:: What to do ::
Extract every line from the records below that contains the word "title".

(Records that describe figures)
☆ ☆ ☆ ☆ ☆ ☆ ☆
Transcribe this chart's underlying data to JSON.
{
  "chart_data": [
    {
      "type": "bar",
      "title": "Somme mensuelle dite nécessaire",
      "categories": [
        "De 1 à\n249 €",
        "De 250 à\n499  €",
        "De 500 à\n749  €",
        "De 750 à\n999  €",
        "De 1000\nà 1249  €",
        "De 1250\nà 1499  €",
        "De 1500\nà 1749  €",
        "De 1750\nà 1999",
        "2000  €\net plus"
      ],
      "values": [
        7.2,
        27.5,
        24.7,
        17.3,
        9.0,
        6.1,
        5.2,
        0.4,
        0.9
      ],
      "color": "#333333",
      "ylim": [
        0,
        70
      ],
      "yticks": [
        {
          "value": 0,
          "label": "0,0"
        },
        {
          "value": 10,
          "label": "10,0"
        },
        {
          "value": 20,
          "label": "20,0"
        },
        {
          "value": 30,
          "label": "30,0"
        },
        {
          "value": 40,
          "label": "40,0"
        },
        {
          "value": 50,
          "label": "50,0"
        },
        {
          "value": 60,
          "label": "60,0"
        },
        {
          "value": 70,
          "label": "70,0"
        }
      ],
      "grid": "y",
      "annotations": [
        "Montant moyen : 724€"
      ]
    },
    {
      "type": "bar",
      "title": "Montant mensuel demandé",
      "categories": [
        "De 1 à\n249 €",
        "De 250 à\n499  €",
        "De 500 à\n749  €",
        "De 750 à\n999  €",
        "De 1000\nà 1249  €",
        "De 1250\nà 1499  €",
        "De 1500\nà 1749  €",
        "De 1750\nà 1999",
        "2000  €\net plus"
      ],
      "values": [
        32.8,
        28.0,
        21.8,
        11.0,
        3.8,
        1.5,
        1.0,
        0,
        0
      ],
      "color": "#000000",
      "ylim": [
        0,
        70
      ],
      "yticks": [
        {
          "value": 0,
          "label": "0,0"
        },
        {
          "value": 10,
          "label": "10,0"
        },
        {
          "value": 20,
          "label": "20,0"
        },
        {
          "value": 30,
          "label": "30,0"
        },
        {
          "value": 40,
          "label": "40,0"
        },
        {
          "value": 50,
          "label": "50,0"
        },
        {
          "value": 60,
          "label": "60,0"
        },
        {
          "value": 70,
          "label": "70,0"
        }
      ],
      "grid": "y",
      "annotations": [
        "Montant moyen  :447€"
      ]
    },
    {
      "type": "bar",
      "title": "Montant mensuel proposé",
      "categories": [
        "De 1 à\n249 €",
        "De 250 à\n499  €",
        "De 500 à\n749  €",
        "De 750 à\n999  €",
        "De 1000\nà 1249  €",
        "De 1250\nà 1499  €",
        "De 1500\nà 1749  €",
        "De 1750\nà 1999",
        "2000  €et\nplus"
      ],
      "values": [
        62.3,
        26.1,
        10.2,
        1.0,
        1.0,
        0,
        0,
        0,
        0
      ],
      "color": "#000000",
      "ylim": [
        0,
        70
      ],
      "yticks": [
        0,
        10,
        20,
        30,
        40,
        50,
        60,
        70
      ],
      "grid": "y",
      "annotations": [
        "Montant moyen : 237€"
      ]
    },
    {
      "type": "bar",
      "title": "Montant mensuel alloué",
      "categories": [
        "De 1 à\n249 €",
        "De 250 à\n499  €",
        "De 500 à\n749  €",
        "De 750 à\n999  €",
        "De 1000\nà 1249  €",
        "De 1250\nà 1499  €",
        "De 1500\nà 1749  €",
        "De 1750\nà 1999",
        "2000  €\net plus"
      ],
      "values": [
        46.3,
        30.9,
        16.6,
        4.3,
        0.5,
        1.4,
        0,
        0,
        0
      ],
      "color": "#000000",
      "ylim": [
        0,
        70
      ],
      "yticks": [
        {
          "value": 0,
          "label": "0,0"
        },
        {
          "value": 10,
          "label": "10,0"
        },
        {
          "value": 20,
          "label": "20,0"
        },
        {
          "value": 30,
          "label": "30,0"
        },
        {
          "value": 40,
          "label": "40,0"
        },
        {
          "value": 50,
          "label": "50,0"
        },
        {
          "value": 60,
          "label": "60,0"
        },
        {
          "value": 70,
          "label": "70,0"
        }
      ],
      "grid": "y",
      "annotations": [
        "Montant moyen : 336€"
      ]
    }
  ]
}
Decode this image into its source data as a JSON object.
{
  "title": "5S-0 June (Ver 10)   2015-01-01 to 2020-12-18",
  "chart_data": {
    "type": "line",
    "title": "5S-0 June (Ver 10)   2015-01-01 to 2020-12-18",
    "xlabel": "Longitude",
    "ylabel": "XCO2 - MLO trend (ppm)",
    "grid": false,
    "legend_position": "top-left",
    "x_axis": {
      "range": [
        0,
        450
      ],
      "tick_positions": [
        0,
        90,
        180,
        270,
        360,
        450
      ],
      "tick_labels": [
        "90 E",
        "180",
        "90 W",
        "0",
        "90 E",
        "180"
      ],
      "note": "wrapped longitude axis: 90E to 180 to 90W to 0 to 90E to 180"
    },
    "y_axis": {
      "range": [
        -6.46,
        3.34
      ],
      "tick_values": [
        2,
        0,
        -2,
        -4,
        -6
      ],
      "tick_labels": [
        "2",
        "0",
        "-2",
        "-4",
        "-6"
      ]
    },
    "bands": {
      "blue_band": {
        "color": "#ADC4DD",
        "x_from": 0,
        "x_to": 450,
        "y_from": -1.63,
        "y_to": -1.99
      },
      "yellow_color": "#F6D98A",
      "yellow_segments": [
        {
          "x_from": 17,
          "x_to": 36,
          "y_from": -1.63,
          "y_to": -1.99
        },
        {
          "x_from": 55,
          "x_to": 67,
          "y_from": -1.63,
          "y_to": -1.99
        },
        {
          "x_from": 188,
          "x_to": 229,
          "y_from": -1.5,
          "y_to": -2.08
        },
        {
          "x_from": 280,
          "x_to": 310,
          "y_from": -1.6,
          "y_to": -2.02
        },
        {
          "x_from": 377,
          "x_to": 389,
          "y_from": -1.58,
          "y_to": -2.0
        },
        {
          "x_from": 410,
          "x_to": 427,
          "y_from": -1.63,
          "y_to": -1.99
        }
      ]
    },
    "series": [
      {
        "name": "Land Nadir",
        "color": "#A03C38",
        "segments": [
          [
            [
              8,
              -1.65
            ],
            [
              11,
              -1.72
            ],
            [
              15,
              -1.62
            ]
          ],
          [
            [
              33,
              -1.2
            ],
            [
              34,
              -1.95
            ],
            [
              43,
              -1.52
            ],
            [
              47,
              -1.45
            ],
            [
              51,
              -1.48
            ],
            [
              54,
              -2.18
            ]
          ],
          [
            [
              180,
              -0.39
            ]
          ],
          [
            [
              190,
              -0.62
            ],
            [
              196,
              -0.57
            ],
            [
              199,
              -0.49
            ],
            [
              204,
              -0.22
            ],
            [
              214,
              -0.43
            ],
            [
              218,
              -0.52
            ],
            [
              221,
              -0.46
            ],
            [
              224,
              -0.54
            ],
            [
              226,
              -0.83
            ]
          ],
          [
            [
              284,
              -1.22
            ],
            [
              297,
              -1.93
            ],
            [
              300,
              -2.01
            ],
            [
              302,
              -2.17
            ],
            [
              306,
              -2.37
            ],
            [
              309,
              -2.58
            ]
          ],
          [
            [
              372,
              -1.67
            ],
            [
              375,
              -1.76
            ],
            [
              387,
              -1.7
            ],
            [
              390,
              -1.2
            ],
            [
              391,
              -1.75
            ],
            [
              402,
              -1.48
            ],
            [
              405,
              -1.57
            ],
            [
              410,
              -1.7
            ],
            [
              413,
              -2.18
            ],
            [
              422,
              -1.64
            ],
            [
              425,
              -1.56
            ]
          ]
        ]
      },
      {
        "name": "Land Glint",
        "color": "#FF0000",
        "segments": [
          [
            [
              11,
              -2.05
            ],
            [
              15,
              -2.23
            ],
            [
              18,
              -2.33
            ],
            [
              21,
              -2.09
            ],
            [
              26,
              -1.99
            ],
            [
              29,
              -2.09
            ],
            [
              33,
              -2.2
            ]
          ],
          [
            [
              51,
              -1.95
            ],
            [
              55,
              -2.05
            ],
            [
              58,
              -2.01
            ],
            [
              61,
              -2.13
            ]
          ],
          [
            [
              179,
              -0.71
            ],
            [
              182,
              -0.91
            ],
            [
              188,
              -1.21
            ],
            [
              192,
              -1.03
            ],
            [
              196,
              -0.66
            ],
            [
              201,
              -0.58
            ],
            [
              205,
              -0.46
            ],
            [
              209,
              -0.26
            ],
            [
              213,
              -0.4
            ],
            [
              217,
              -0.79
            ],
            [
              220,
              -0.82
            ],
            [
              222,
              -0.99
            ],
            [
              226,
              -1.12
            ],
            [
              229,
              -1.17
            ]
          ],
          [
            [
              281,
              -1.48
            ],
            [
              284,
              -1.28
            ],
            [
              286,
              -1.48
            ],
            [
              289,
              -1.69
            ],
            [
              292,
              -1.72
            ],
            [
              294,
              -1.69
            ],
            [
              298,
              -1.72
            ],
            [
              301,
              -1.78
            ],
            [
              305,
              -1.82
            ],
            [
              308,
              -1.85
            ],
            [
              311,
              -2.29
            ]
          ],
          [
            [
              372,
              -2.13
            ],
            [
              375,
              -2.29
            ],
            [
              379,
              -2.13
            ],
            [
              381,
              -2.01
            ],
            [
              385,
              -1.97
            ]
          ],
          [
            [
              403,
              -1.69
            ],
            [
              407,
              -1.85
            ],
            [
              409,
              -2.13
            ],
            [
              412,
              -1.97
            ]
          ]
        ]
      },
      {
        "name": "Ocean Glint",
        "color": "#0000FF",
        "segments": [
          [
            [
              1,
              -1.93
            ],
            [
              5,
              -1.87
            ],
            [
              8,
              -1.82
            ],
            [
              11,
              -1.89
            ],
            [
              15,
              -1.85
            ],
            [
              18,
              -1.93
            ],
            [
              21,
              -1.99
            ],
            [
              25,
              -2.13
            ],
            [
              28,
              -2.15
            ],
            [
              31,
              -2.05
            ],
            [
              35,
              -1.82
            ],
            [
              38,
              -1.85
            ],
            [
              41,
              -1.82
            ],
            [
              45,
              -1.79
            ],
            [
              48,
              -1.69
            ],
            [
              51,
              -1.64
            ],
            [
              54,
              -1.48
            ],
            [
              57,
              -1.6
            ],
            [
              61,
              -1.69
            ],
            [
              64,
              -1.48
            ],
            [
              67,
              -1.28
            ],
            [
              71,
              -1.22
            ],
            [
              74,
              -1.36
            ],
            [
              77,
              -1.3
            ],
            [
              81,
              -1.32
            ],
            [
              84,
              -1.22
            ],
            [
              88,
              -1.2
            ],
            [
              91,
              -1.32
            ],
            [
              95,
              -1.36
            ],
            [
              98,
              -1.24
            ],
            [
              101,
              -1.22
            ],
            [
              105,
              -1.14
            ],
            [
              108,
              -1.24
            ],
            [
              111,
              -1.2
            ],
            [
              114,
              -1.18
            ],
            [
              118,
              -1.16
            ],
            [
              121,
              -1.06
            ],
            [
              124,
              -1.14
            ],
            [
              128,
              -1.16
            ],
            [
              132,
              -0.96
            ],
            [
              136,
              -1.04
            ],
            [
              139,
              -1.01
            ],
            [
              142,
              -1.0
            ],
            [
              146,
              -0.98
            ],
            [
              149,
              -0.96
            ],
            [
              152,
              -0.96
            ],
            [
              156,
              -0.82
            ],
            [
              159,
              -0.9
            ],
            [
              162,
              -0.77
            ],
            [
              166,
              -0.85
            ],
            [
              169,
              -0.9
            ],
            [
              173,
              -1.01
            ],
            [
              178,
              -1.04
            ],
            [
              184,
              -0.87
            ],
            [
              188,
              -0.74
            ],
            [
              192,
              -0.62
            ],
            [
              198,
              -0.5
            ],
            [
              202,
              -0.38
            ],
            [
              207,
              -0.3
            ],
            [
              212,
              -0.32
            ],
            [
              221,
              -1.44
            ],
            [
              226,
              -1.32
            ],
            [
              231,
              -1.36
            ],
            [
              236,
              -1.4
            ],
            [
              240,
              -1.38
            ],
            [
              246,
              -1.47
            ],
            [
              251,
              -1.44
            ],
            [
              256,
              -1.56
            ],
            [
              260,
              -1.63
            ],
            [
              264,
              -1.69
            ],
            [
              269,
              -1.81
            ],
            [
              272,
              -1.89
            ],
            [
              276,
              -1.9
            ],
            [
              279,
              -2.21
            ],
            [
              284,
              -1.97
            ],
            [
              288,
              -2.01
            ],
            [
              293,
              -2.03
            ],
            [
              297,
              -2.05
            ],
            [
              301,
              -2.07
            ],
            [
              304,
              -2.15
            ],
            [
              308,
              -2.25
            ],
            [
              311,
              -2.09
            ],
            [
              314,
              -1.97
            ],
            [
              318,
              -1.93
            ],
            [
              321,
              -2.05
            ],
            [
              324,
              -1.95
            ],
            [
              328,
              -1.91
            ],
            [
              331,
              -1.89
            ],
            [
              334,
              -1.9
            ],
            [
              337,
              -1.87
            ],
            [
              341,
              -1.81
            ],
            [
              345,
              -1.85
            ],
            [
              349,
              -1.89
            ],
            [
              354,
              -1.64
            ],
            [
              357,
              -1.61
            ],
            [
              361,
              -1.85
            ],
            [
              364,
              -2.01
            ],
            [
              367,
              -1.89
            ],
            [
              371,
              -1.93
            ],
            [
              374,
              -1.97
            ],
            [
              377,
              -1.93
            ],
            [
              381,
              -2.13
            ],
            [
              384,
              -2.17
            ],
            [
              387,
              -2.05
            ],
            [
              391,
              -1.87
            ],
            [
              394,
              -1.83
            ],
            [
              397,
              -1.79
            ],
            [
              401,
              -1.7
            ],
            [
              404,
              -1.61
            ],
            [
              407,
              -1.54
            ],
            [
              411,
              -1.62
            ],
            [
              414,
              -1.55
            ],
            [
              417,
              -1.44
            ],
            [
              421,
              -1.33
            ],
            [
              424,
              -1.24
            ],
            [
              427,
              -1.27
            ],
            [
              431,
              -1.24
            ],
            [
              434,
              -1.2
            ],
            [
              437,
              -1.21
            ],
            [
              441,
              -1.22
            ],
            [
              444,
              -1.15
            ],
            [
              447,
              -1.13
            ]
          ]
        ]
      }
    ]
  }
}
☆ ☆ ☆ ☆ ☆ ☆ ☆
:: Written answer ::
      "title": "Somme mensuelle dite nécessaire",
      "title": "Montant mensuel demandé",
      "title": "Montant mensuel proposé",
      "title": "Montant mensuel alloué",
  "title": "5S-0 June (Ver 10)   2015-01-01 to 2020-12-18",
    "title": "5S-0 June (Ver 10)   2015-01-01 to 2020-12-18",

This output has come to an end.